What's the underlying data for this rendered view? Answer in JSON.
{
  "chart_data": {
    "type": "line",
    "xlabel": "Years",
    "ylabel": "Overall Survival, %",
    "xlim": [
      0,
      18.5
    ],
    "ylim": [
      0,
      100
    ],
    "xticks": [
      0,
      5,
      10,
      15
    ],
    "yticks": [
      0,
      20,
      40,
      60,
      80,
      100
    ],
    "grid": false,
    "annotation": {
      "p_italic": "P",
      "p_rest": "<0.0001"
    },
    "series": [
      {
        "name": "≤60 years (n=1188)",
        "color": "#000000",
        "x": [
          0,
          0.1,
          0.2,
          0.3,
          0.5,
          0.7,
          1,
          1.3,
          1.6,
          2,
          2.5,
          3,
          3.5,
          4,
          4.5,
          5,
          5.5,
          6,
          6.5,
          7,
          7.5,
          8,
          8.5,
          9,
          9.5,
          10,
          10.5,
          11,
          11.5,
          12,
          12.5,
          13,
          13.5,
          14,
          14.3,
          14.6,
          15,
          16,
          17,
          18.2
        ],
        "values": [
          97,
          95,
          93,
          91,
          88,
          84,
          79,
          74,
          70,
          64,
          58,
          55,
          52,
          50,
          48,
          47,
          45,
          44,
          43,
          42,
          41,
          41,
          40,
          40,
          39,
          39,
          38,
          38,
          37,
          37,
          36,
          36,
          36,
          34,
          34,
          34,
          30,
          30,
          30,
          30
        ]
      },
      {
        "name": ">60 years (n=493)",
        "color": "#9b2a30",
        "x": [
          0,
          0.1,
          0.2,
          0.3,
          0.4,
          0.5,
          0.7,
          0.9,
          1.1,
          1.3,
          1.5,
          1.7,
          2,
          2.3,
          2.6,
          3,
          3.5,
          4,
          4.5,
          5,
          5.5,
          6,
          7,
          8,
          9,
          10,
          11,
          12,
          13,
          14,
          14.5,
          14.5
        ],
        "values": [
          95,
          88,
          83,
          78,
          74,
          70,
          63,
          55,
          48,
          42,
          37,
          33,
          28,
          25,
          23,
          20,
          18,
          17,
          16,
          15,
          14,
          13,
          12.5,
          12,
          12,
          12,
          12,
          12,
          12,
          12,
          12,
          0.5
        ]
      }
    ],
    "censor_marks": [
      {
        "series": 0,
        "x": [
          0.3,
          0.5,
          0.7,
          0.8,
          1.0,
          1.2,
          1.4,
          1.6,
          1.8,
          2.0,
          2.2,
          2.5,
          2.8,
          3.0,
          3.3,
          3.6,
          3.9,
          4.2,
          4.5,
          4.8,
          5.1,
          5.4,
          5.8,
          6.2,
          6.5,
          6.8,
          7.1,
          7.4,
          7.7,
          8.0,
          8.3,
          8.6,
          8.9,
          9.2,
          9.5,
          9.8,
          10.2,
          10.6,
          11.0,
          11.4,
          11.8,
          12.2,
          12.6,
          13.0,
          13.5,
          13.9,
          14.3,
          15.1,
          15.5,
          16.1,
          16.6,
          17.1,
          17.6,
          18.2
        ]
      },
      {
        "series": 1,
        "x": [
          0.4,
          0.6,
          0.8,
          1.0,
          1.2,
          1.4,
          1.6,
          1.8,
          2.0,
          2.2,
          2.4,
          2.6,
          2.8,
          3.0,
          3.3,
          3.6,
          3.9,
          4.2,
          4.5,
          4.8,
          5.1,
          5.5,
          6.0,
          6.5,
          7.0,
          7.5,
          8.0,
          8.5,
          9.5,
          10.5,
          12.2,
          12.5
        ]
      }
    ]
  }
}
━━━━━━
*Exercise goal*.
Write the complete data out, exactly as above.

*Completed task*.
What's the underlying data for this rendered view? Answer in JSON.
{
  "chart_data": {
    "type": "line",
    "xlabel": "Years",
    "ylabel": "Overall Survival, %",
    "xlim": [
      0,
      18.5
    ],
    "ylim": [
      0,
      100
    ],
    "xticks": [
      0,
      5,
      10,
      15
    ],
    "yticks": [
      0,
      20,
      40,
      60,
      80,
      100
    ],
    "grid": false,
    "annotation": {
      "p_italic": "P",
      "p_rest": "<0.0001"
    },
    "series": [
      {
        "name": "≤60 years (n=1188)",
        "color": "#000000",
        "x": [
          0,
          0.1,
          0.2,
          0.3,
          0.5,
          0.7,
          1,
          1.3,
          1.6,
          2,
          2.5,
          3,
          3.5,
          4,
          4.5,
          5,
          5.5,
          6,
          6.5,
          7,
          7.5,
          8,
          8.5,
          9,
          9.5,
          10,
          10.5,
          11,
          11.5,
          12,
          12.5,
          13,
          13.5,
          14,
          14.3,
          14.6,
          15,
          16,
          17,
          18.2
        ],
        "values": [
          97,
          95,
          93,
          91,
          88,
          84,
          79,
          74,
          70,
          64,
          58,
          55,
          52,
          50,
          48,
          47,
          45,
          44,
          43,
          42,
          41,
          41,
          40,
          40,
          39,
          39,
          38,
          38,
          37,
          37,
          36,
          36,
          36,
          34,
          34,
          34,
          30,
          30,
          30,
          30
        ]
      },
      {
        "name": ">60 years (n=493)",
        "color": "#9b2a30",
        "x": [
          0,
          0.1,
          0.2,
          0.3,
          0.4,
          0.5,
          0.7,
          0.9,
          1.1,
          1.3,
          1.5,
          1.7,
          2,
          2.3,
          2.6,
          3,
          3.5,
          4,
          4.5,
          5,
          5.5,
          6,
          7,
          8,
          9,
          10,
          11,
          12,
          13,
          14,
          14.5,
          14.5
        ],
        "values": [
          95,
          88,
          83,
          78,
          74,
          70,
          63,
          55,
          48,
          42,
          37,
          33,
          28,
          25,
          23,
          20,
          18,
          17,
          16,
          15,
          14,
          13,
          12.5,
          12,
          12,
          12,
          12,
          12,
          12,
          12,
          12,
          0.5
        ]
      }
    ],
    "censor_marks": [
      {
        "series": 0,
        "x": [
          0.3,
          0.5,
          0.7,
          0.8,
          1.0,
          1.2,
          1.4,
          1.6,
          1.8,
          2.0,
          2.2,
          2.5,
          2.8,
          3.0,
          3.3,
          3.6,
          3.9,
          4.2,
          4.5,
          4.8,
          5.1,
          5.4,
          5.8,
          6.2,
          6.5,
          6.8,
          7.1,
          7.4,
          7.7,
          8.0,
          8.3,
          8.6,
          8.9,
          9.2,
          9.5,
          9.8,
          10.2,
          10.6,
          11.0,
          11.4,
          11.8,
          12.2,
          12.6,
          13.0,
          13.5,
          13.9,
          14.3,
          15.1,
          15.5,
          16.1,
          16.6,
          17.1,
          17.6,
          18.2
        ]
      },
      {
        "series": 1,
        "x": [
          0.4,
          0.6,
          0.8,
          1.0,
          1.2,
          1.4,
          1.6,
          1.8,
          2.0,
          2.2,
          2.4,
          2.6,
          2.8,
          3.0,
          3.3,
          3.6,
          3.9,
          4.2,
          4.5,
          4.8,
          5.1,
          5.5,
          6.0,
          6.5,
          7.0,
          7.5,
          8.0,
          8.5,
          9.5,
          10.5,
          12.2,
          12.5
        ]
      }
    ]
  }
}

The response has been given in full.